— start ENTRIES PROVIDED —

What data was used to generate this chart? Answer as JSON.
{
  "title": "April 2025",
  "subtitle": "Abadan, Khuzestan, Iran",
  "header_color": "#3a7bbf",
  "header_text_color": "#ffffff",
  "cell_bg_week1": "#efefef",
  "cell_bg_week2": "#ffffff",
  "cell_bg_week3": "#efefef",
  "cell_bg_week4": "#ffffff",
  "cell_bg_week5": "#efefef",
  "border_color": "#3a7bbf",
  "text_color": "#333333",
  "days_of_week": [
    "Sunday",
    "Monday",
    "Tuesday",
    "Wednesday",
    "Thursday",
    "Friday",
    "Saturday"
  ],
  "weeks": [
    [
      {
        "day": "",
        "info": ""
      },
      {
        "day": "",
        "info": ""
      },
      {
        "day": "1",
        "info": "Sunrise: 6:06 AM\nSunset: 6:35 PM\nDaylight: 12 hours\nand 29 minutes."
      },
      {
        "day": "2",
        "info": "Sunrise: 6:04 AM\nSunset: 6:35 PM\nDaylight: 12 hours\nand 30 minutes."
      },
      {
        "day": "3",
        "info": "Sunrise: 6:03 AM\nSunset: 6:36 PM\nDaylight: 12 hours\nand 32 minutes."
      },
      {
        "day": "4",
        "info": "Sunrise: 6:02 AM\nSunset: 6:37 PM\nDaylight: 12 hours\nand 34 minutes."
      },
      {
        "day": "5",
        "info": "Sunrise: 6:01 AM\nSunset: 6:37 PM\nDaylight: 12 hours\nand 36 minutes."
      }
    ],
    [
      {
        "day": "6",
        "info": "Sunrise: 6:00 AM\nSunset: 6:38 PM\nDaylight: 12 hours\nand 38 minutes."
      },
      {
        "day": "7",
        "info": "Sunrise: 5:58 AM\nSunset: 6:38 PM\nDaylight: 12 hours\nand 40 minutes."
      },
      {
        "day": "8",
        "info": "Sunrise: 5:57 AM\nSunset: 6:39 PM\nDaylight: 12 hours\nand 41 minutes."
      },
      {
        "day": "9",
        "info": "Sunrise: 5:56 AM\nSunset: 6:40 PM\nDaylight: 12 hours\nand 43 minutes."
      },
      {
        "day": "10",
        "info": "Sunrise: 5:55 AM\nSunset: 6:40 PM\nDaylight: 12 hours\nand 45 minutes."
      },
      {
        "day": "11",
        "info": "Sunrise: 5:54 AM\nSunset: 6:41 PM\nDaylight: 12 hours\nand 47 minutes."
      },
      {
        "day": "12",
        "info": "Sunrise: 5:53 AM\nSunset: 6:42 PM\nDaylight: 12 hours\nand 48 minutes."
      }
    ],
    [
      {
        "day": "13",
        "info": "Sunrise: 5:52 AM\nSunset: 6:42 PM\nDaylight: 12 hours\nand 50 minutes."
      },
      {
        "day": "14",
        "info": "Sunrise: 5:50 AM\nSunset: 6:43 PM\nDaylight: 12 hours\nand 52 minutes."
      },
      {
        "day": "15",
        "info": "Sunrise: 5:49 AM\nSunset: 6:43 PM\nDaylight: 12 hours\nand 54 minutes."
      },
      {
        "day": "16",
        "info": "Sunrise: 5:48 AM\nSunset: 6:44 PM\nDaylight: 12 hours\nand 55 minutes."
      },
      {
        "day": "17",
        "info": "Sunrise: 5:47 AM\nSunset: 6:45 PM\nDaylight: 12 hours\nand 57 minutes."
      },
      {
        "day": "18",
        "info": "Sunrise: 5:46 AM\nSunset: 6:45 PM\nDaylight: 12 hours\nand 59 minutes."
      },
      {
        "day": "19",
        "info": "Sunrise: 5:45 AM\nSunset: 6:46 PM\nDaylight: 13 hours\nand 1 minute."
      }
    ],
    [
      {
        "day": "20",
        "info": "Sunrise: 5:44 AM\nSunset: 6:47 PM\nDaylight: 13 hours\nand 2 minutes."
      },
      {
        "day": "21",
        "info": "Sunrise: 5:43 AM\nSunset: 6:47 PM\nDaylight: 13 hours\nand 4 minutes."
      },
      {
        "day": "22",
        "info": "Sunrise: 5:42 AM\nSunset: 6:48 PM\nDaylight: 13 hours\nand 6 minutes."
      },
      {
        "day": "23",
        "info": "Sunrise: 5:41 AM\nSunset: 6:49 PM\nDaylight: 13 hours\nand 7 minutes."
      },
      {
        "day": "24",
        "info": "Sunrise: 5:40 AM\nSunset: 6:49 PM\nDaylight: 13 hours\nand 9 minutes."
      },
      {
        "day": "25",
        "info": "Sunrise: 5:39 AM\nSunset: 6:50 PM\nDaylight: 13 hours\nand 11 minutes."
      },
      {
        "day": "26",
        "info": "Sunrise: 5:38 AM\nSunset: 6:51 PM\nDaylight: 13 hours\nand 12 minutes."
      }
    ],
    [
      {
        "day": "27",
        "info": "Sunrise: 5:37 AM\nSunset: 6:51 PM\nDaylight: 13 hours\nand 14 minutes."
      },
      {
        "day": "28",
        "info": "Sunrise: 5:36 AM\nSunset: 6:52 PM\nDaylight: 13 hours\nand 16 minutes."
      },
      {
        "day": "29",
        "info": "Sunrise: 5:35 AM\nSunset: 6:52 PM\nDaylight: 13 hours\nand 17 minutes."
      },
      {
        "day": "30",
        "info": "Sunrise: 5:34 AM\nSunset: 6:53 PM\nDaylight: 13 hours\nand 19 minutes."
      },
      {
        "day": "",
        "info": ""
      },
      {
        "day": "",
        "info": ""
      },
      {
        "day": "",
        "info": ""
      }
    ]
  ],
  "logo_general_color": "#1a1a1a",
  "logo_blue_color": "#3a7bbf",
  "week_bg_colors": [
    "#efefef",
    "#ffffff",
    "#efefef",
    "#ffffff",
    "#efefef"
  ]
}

— end ENTRIES PROVIDED —

• WORK TO COMPLETE
Each record above should be returned exactly as it appears.

• CORRECT OUTPUT
What data was used to generate this chart? Answer as JSON.
{
  "title": "April 2025",
  "subtitle": "Abadan, Khuzestan, Iran",
  "header_color": "#3a7bbf",
  "header_text_color": "#ffffff",
  "cell_bg_week1": "#efefef",
  "cell_bg_week2": "#ffffff",
  "cell_bg_week3": "#efefef",
  "cell_bg_week4": "#ffffff",
  "cell_bg_week5": "#efefef",
  "border_color": "#3a7bbf",
  "text_color": "#333333",
  "days_of_week": [
    "Sunday",
    "Monday",
    "Tuesday",
    "Wednesday",
    "Thursday",
    "Friday",
    "Saturday"
  ],
  "weeks": [
    [
      {
        "day": "",
        "info": ""
      },
      {
        "day": "",
        "info": ""
      },
      {
        "day": "1",
        "info": "Sunrise: 6:06 AM\nSunset: 6:35 PM\nDaylight: 12 hours\nand 29 minutes."
      },
      {
        "day": "2",
        "info": "Sunrise: 6:04 AM\nSunset: 6:35 PM\nDaylight: 12 hours\nand 30 minutes."
      },
      {
        "day": "3",
        "info": "Sunrise: 6:03 AM\nSunset: 6:36 PM\nDaylight: 12 hours\nand 32 minutes."
      },
      {
        "day": "4",
        "info": "Sunrise: 6:02 AM\nSunset: 6:37 PM\nDaylight: 12 hours\nand 34 minutes."
      },
      {
        "day": "5",
        "info": "Sunrise: 6:01 AM\nSunset: 6:37 PM\nDaylight: 12 hours\nand 36 minutes."
      }
    ],
    [
      {
        "day": "6",
        "info": "Sunrise: 6:00 AM\nSunset: 6:38 PM\nDaylight: 12 hours\nand 38 minutes."
      },
      {
        "day": "7",
        "info": "Sunrise: 5:58 AM\nSunset: 6:38 PM\nDaylight: 12 hours\nand 40 minutes."
      },
      {
        "day": "8",
        "info": "Sunrise: 5:57 AM\nSunset: 6:39 PM\nDaylight: 12 hours\nand 41 minutes."
      },
      {
        "day": "9",
        "info": "Sunrise: 5:56 AM\nSunset: 6:40 PM\nDaylight: 12 hours\nand 43 minutes."
      },
      {
        "day": "10",
        "info": "Sunrise: 5:55 AM\nSunset: 6:40 PM\nDaylight: 12 hours\nand 45 minutes."
      },
      {
        "day": "11",
        "info": "Sunrise: 5:54 AM\nSunset: 6:41 PM\nDaylight: 12 hours\nand 47 minutes."
      },
      {
        "day": "12",
        "info": "Sunrise: 5:53 AM\nSunset: 6:42 PM\nDaylight: 12 hours\nand 48 minutes."
      }
    ],
    [
      {
        "day": "13",
        "info": "Sunrise: 5:52 AM\nSunset: 6:42 PM\nDaylight: 12 hours\nand 50 minutes."
      },
      {
        "day": "14",
        "info": "Sunrise: 5:50 AM\nSunset: 6:43 PM\nDaylight: 12 hours\nand 52 minutes."
      },
      {
        "day": "15",
        "info": "Sunrise: 5:49 AM\nSunset: 6:43 PM\nDaylight: 12 hours\nand 54 minutes."
      },
      {
        "day": "16",
        "info": "Sunrise: 5:48 AM\nSunset: 6:44 PM\nDaylight: 12 hours\nand 55 minutes."
      },
      {
        "day": "17",
        "info": "Sunrise: 5:47 AM\nSunset: 6:45 PM\nDaylight: 12 hours\nand 57 minutes."
      },
      {
        "day": "18",
        "info": "Sunrise: 5:46 AM\nSunset: 6:45 PM\nDaylight: 12 hours\nand 59 minutes."
      },
      {
        "day": "19",
        "info": "Sunrise: 5:45 AM\nSunset: 6:46 PM\nDaylight: 13 hours\nand 1 minute."
      }
    ],
    [
      {
        "day": "20",
        "info": "Sunrise: 5:44 AM\nSunset: 6:47 PM\nDaylight: 13 hours\nand 2 minutes."
      },
      {
        "day": "21",
        "info": "Sunrise: 5:43 AM\nSunset: 6:47 PM\nDaylight: 13 hours\nand 4 minutes."
      },
      {
        "day": "22",
        "info": "Sunrise: 5:42 AM\nSunset: 6:48 PM\nDaylight: 13 hours\nand 6 minutes."
      },
      {
        "day": "23",
        "info": "Sunrise: 5:41 AM\nSunset: 6:49 PM\nDaylight: 13 hours\nand 7 minutes."
      },
      {
        "day": "24",
        "info": "Sunrise: 5:40 AM\nSunset: 6:49 PM\nDaylight: 13 hours\nand 9 minutes."
      },
      {
        "day": "25",
        "info": "Sunrise: 5:39 AM\nSunset: 6:50 PM\nDaylight: 13 hours\nand 11 minutes."
      },
      {
        "day": "26",
        "info": "Sunrise: 5:38 AM\nSunset: 6:51 PM\nDaylight: 13 hours\nand 12 minutes."
      }
    ],
    [
      {
        "day": "27",
        "info": "Sunrise: 5:37 AM\nSunset: 6:51 PM\nDaylight: 13 hours\nand 14 minutes."
      },
      {
        "day": "28",
        "info": "Sunrise: 5:36 AM\nSunset: 6:52 PM\nDaylight: 13 hours\nand 16 minutes."
      },
      {
        "day": "29",
        "info": "Sunrise: 5:35 AM\nSunset: 6:52 PM\nDaylight: 13 hours\nand 17 minutes."
      },
      {
        "day": "30",
        "info": "Sunrise: 5:34 AM\nSunset: 6:53 PM\nDaylight: 13 hours\nand 19 minutes."
      },
      {
        "day": "",
        "info": ""
      },
      {
        "day": "",
        "info": ""
      },
      {
        "day": "",
        "info": ""
      }
    ]
  ],
  "logo_general_color": "#1a1a1a",
  "logo_blue_color": "#3a7bbf",
  "week_bg_colors": [
    "#efefef",
    "#ffffff",
    "#efefef",
    "#ffffff",
    "#efefef"
  ]
}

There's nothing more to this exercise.